**GOAL**
Return the entries verbatim and drop every picture.

**ENTRIES**
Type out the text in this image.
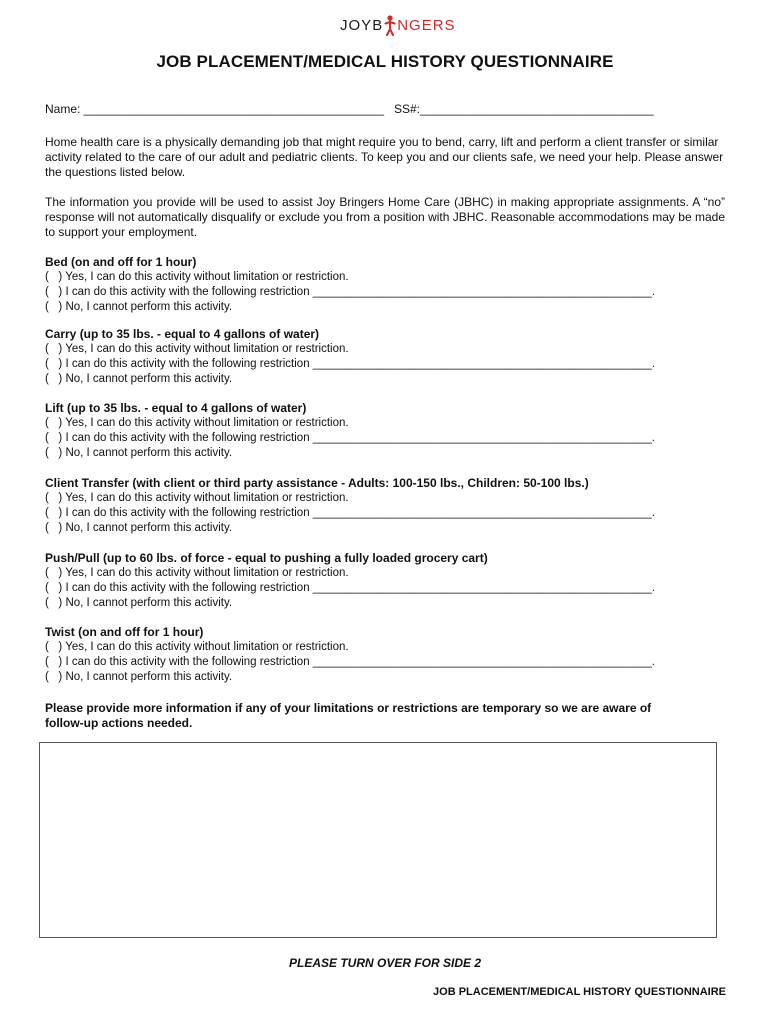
JOY B NGERS
JOB PLACEMENT/MEDICAL HISTORY QUESTIONNAIRE
Name: _____________________________________________   SS#:___________________________________
Home health care is a physically demanding job that might require you to bend, carry, lift and perform a client transfer or similar activity related to the care of our adult and pediatric clients. To keep you and our clients safe, we need your help. Please answer the questions listed below.
The information you provide will be used to assist Joy Bringers Home Care (JBHC) in making appropriate assignments. A “no” response will not automatically disqualify or exclude you from a position with JBHC. Reasonable accommodations may be made to support your employment.
Bed (on and off for 1 hour)
(   ) Yes, I can do this activity without limitation or restriction.
(   ) I can do this activity with the following restriction _____________________________________________________.
(   ) No, I cannot perform this activity.
Carry (up to 35 lbs. - equal to 4 gallons of water)
(   ) Yes, I can do this activity without limitation or restriction.
(   ) I can do this activity with the following restriction _____________________________________________________.
(   ) No, I cannot perform this activity.
Lift (up to 35 lbs. - equal to 4 gallons of water)
(   ) Yes, I can do this activity without limitation or restriction.
(   ) I can do this activity with the following restriction _____________________________________________________.
(   ) No, I cannot perform this activity.
Client Transfer (with client or third party assistance - Adults: 100-150 lbs., Children: 50-100 lbs.)
(   ) Yes, I can do this activity without limitation or restriction.
(   ) I can do this activity with the following restriction _____________________________________________________.
(   ) No, I cannot perform this activity.
Push/Pull (up to 60 lbs. of force - equal to pushing a fully loaded grocery cart)
(   ) Yes, I can do this activity without limitation or restriction.
(   ) I can do this activity with the following restriction _____________________________________________________.
(   ) No, I cannot perform this activity.
Twist (on and off for 1 hour)
(   ) Yes, I can do this activity without limitation or restriction.
(   ) I can do this activity with the following restriction _____________________________________________________.
(   ) No, I cannot perform this activity.
Please provide more information if any of your limitations or restrictions are temporary so we are aware of follow-up actions needed.
PLEASE TURN OVER FOR SIDE 2
JOB PLACEMENT/MEDICAL HISTORY QUESTIONNAIRE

**COMPLETED TASK**
Type out the text in this image.
JOY B NGERS
JOB PLACEMENT/MEDICAL HISTORY QUESTIONNAIRE
Name: _____________________________________________   SS#:___________________________________
Home health care is a physically demanding job that might require you to bend, carry, lift and perform a client transfer or similar activity related to the care of our adult and pediatric clients. To keep you and our clients safe, we need your help. Please answer the questions listed below.
The information you provide will be used to assist Joy Bringers Home Care (JBHC) in making appropriate assignments. A “no” response will not automatically disqualify or exclude you from a position with JBHC. Reasonable accommodations may be made to support your employment.
Bed (on and off for 1 hour)
(   ) Yes, I can do this activity without limitation or restriction.
(   ) I can do this activity with the following restriction _____________________________________________________.
(   ) No, I cannot perform this activity.
Carry (up to 35 lbs. - equal to 4 gallons of water)
(   ) Yes, I can do this activity without limitation or restriction.
(   ) I can do this activity with the following restriction _____________________________________________________.
(   ) No, I cannot perform this activity.
Lift (up to 35 lbs. - equal to 4 gallons of water)
(   ) Yes, I can do this activity without limitation or restriction.
(   ) I can do this activity with the following restriction _____________________________________________________.
(   ) No, I cannot perform this activity.
Client Transfer (with client or third party assistance - Adults: 100-150 lbs., Children: 50-100 lbs.)
(   ) Yes, I can do this activity without limitation or restriction.
(   ) I can do this activity with the following restriction _____________________________________________________.
(   ) No, I cannot perform this activity.
Push/Pull (up to 60 lbs. of force - equal to pushing a fully loaded grocery cart)
(   ) Yes, I can do this activity without limitation or restriction.
(   ) I can do this activity with the following restriction _____________________________________________________.
(   ) No, I cannot perform this activity.
Twist (on and off for 1 hour)
(   ) Yes, I can do this activity without limitation or restriction.
(   ) I can do this activity with the following restriction _____________________________________________________.
(   ) No, I cannot perform this activity.
Please provide more information if any of your limitations or restrictions are temporary so we are aware of follow-up actions needed.
PLEASE TURN OVER FOR SIDE 2
JOB PLACEMENT/MEDICAL HISTORY QUESTIONNAIRE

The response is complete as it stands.